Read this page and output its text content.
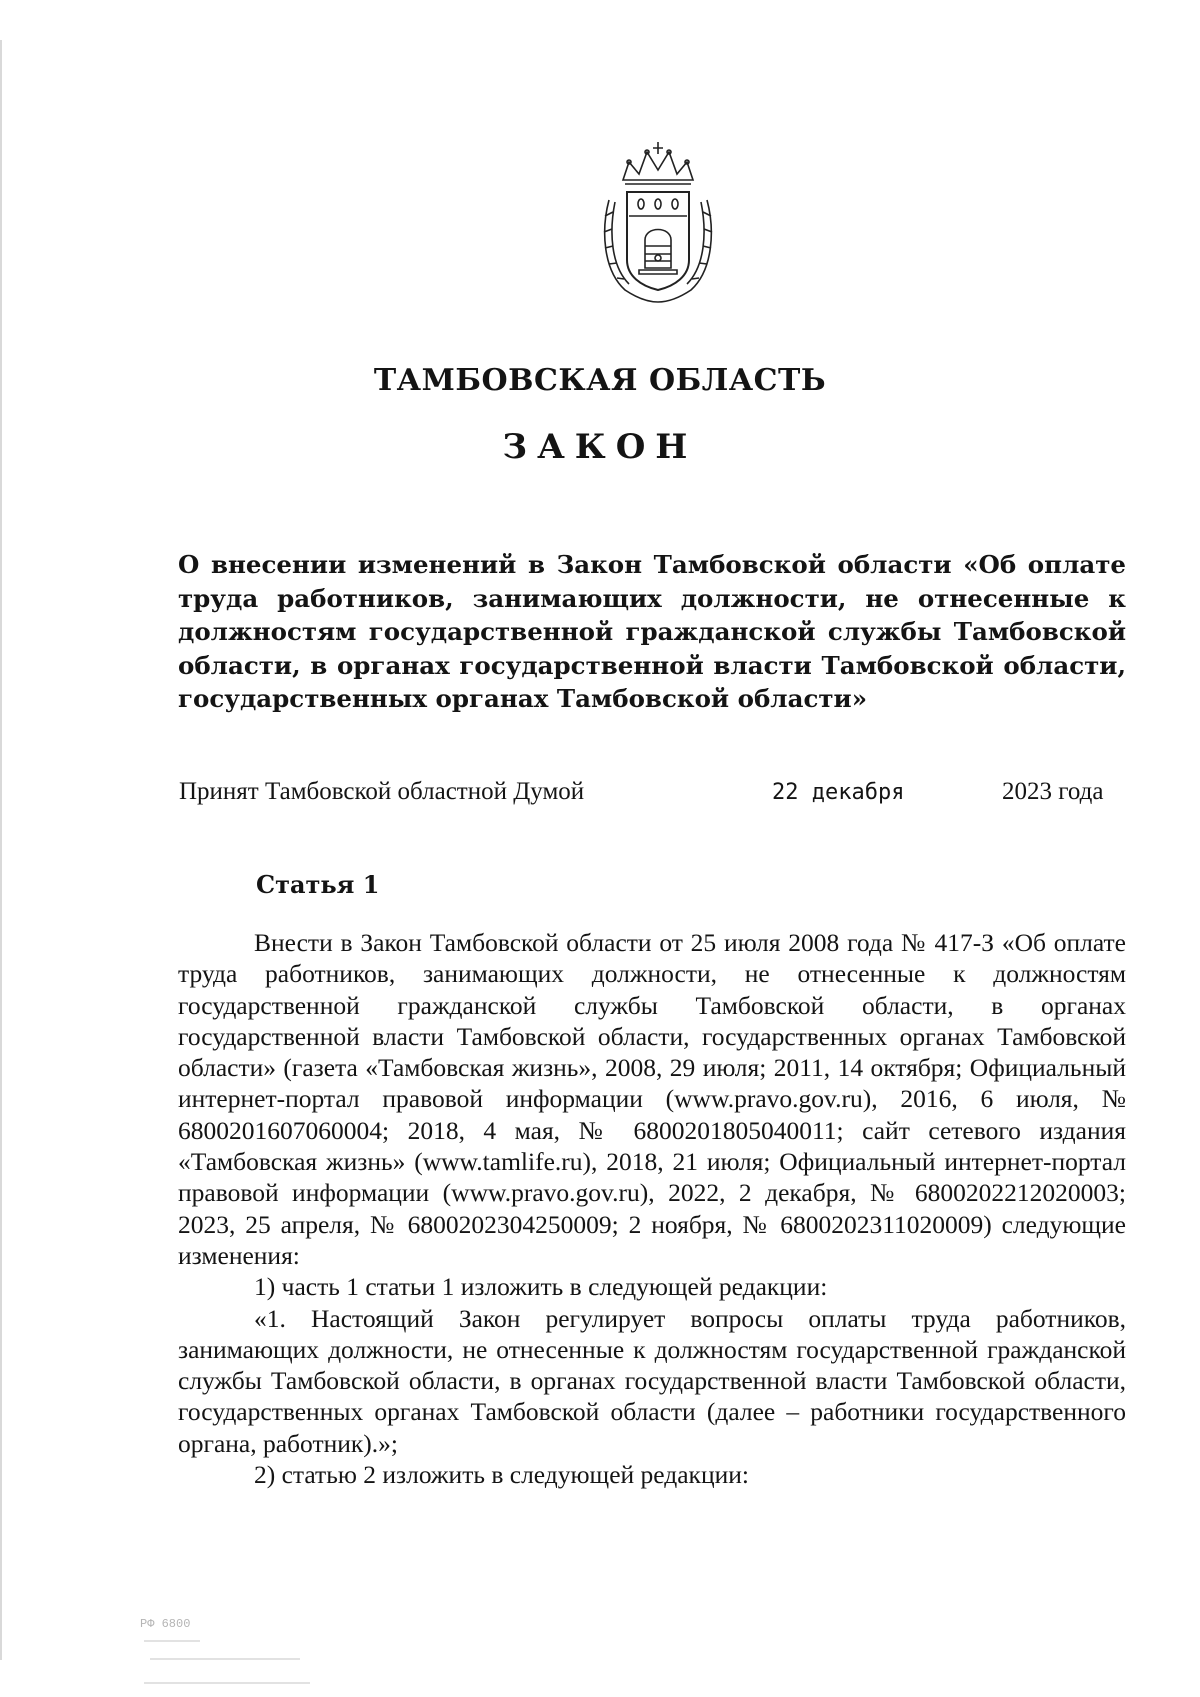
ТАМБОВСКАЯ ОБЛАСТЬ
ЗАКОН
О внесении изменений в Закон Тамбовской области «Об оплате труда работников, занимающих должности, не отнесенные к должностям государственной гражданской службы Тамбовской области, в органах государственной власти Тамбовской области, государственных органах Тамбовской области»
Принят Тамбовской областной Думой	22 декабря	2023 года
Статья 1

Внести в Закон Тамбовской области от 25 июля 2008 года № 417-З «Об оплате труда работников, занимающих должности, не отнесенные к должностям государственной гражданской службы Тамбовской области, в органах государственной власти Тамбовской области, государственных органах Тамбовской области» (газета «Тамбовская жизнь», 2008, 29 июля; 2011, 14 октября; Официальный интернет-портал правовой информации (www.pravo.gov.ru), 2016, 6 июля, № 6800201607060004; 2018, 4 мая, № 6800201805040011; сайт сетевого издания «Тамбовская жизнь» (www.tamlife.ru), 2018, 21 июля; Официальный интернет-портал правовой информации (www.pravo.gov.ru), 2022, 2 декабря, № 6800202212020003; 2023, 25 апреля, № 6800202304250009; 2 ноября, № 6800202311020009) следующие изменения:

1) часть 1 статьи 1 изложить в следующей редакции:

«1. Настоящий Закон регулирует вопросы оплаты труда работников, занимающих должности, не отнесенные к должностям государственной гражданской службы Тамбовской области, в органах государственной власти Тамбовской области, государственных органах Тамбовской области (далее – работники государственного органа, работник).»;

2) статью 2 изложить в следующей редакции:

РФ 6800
§ §
**Work instructions**:
Output every entry verbatim. Pictures do not belong in the copy.

**Response to the task**:
Read this page and output its text content.
ТАМБОВСКАЯ ОБЛАСТЬ
ЗАКОН
О внесении изменений в Закон Тамбовской области «Об оплате труда работников, занимающих должности, не отнесенные к должностям государственной гражданской службы Тамбовской области, в органах государственной власти Тамбовской области, государственных органах Тамбовской области»
Принят Тамбовской областной Думой	22 декабря	2023 года
Статья 1

Внести в Закон Тамбовской области от 25 июля 2008 года № 417-З «Об оплате труда работников, занимающих должности, не отнесенные к должностям государственной гражданской службы Тамбовской области, в органах государственной власти Тамбовской области, государственных органах Тамбовской области» (газета «Тамбовская жизнь», 2008, 29 июля; 2011, 14 октября; Официальный интернет-портал правовой информации (www.pravo.gov.ru), 2016, 6 июля, № 6800201607060004; 2018, 4 мая, № 6800201805040011; сайт сетевого издания «Тамбовская жизнь» (www.tamlife.ru), 2018, 21 июля; Официальный интернет-портал правовой информации (www.pravo.gov.ru), 2022, 2 декабря, № 6800202212020003; 2023, 25 апреля, № 6800202304250009; 2 ноября, № 6800202311020009) следующие изменения:

1) часть 1 статьи 1 изложить в следующей редакции:

«1. Настоящий Закон регулирует вопросы оплаты труда работников, занимающих должности, не отнесенные к должностям государственной гражданской службы Тамбовской области, в органах государственной власти Тамбовской области, государственных органах Тамбовской области (далее – работники государственного органа, работник).»;

2) статью 2 изложить в следующей редакции:

РФ 6800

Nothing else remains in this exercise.